Figure data in JSON

┄┄┄┄┄┄┄┄┄┄┄┄┄┄┄┄┄┄┄┄

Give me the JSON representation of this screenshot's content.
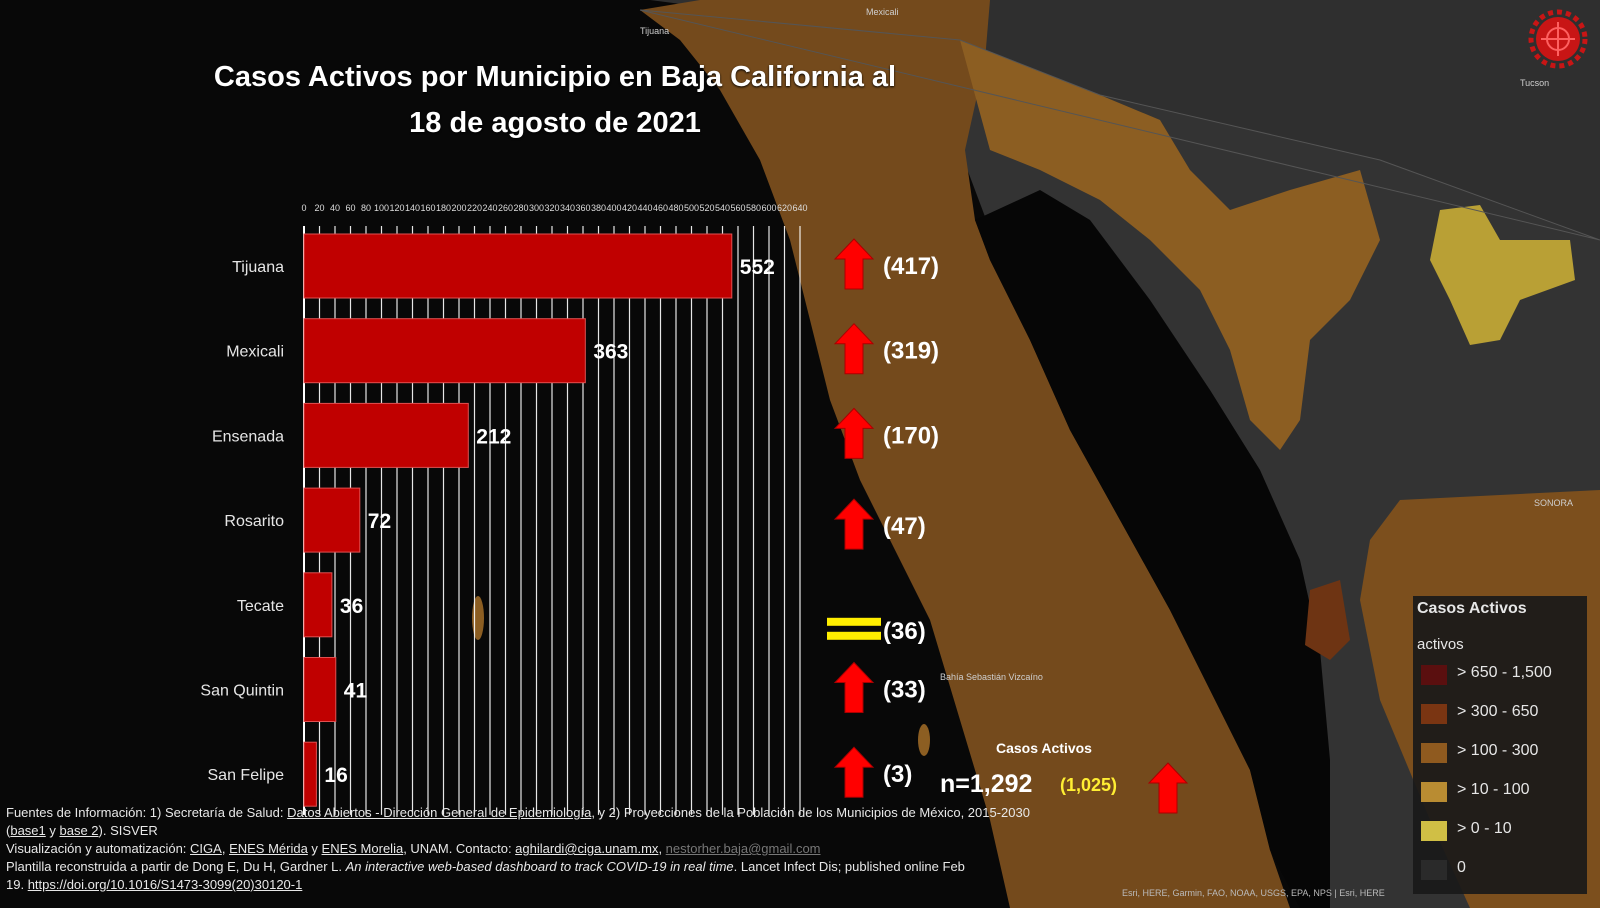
{
  "title": {
    "line1": "Casos Activos por Municipio en Baja California al",
    "line2": "18 de agosto de 2021"
  },
  "chart_data": {
    "type": "bar",
    "orientation": "horizontal",
    "title": "Casos Activos por Municipio en Baja California al 18 de agosto de 2021",
    "categories": [
      "Tijuana",
      "Mexicali",
      "Ensenada",
      "Rosarito",
      "Tecate",
      "San Quintin",
      "San Felipe"
    ],
    "values": [
      552,
      363,
      212,
      72,
      36,
      41,
      16
    ],
    "previous_values": [
      "(417)",
      "(319)",
      "(170)",
      "(47)",
      "(36)",
      "(33)",
      "(3)"
    ],
    "trend": [
      "up",
      "up",
      "up",
      "up",
      "equal",
      "up",
      "up"
    ],
    "xlim": [
      0,
      640
    ],
    "tick_step": 20,
    "bar_color": "#c00000",
    "grid": true
  },
  "total": {
    "caption": "Casos Activos",
    "value": "n=1,292",
    "previous": "(1,025)",
    "trend": "up"
  },
  "legend": {
    "title": "Casos Activos",
    "subtitle": "activos",
    "items": [
      {
        "label": "> 650 - 1,500",
        "color": "#5a0f0f"
      },
      {
        "label": "> 300 - 650",
        "color": "#7a3512"
      },
      {
        "label": "> 100 - 300",
        "color": "#8f5a1f"
      },
      {
        "label": "> 10 - 100",
        "color": "#b98c32"
      },
      {
        "label": "> 0 - 10",
        "color": "#d0bf45"
      },
      {
        "label": "0",
        "color": "#2a2a2a"
      }
    ]
  },
  "map_labels": {
    "tijuana": "Tijuana",
    "mexicali": "Mexicali",
    "tucson": "Tucson",
    "sonora": "SONORA",
    "bahia": "Bahía Sebastián Vizcaíno"
  },
  "sources": {
    "line1_a": "Fuentes de Información: 1) Secretaría de Salud: ",
    "line1_link": "Datos Abiertos - Dirección General de Epidemiología",
    "line1_b": ", y 2) Proyecciones de la Población de los Municipios de México, 2015-2030",
    "line2_a": "(",
    "line2_link1": "base1",
    "line2_b": " y ",
    "line2_link2": "base 2",
    "line2_c": "). SISVER",
    "line3_a": " Visualización y automatización: ",
    "line3_l1": "CIGA",
    "line3_sep1": ", ",
    "line3_l2": "ENES Mérida",
    "line3_sep2": " y ",
    "line3_l3": "ENES Morelia",
    "line3_b": ", UNAM. Contacto: ",
    "line3_email1": "aghilardi@ciga.unam.mx",
    "line3_sep3": ", ",
    "line3_email2": "nestorher.baja@gmail.com",
    "line4_a": " Plantilla reconstruida a partir de Dong E, Du H, Gardner L. ",
    "line4_italic": "An interactive web-based dashboard to track COVID-19 in real time",
    "line4_b": ". Lancet Infect Dis; published online Feb",
    "line5_a": "19. ",
    "line5_link": "https://doi.org/10.1016/S1473-3099(20)30120-1"
  },
  "map_credits": "Esri, HERE, Garmin, FAO, NOAA, USGS, EPA, NPS | Esri, HERE"
}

┄┄┄┄┄┄┄┄┄┄┄┄┄┄┄┄┄┄┄┄

TASK TO CARRY OUT: Every record above should be written out again without change, except that the pictures are left out.

FINISHED ANSWER:
Give me the JSON representation of this screenshot's content.
{
  "title": {
    "line1": "Casos Activos por Municipio en Baja California al",
    "line2": "18 de agosto de 2021"
  },
  "chart_data": {
    "type": "bar",
    "orientation": "horizontal",
    "title": "Casos Activos por Municipio en Baja California al 18 de agosto de 2021",
    "categories": [
      "Tijuana",
      "Mexicali",
      "Ensenada",
      "Rosarito",
      "Tecate",
      "San Quintin",
      "San Felipe"
    ],
    "values": [
      552,
      363,
      212,
      72,
      36,
      41,
      16
    ],
    "previous_values": [
      "(417)",
      "(319)",
      "(170)",
      "(47)",
      "(36)",
      "(33)",
      "(3)"
    ],
    "trend": [
      "up",
      "up",
      "up",
      "up",
      "equal",
      "up",
      "up"
    ],
    "xlim": [
      0,
      640
    ],
    "tick_step": 20,
    "bar_color": "#c00000",
    "grid": true
  },
  "total": {
    "caption": "Casos Activos",
    "value": "n=1,292",
    "previous": "(1,025)",
    "trend": "up"
  },
  "legend": {
    "title": "Casos Activos",
    "subtitle": "activos",
    "items": [
      {
        "label": "> 650 - 1,500",
        "color": "#5a0f0f"
      },
      {
        "label": "> 300 - 650",
        "color": "#7a3512"
      },
      {
        "label": "> 100 - 300",
        "color": "#8f5a1f"
      },
      {
        "label": "> 10 - 100",
        "color": "#b98c32"
      },
      {
        "label": "> 0 - 10",
        "color": "#d0bf45"
      },
      {
        "label": "0",
        "color": "#2a2a2a"
      }
    ]
  },
  "map_labels": {
    "tijuana": "Tijuana",
    "mexicali": "Mexicali",
    "tucson": "Tucson",
    "sonora": "SONORA",
    "bahia": "Bahía Sebastián Vizcaíno"
  },
  "sources": {
    "line1_a": "Fuentes de Información: 1) Secretaría de Salud: ",
    "line1_link": "Datos Abiertos - Dirección General de Epidemiología",
    "line1_b": ", y 2) Proyecciones de la Población de los Municipios de México, 2015-2030",
    "line2_a": "(",
    "line2_link1": "base1",
    "line2_b": " y ",
    "line2_link2": "base 2",
    "line2_c": "). SISVER",
    "line3_a": " Visualización y automatización: ",
    "line3_l1": "CIGA",
    "line3_sep1": ", ",
    "line3_l2": "ENES Mérida",
    "line3_sep2": " y ",
    "line3_l3": "ENES Morelia",
    "line3_b": ", UNAM. Contacto: ",
    "line3_email1": "aghilardi@ciga.unam.mx",
    "line3_sep3": ", ",
    "line3_email2": "nestorher.baja@gmail.com",
    "line4_a": " Plantilla reconstruida a partir de Dong E, Du H, Gardner L. ",
    "line4_italic": "An interactive web-based dashboard to track COVID-19 in real time",
    "line4_b": ". Lancet Infect Dis; published online Feb",
    "line5_a": "19. ",
    "line5_link": "https://doi.org/10.1016/S1473-3099(20)30120-1"
  },
  "map_credits": "Esri, HERE, Garmin, FAO, NOAA, USGS, EPA, NPS | Esri, HERE"
}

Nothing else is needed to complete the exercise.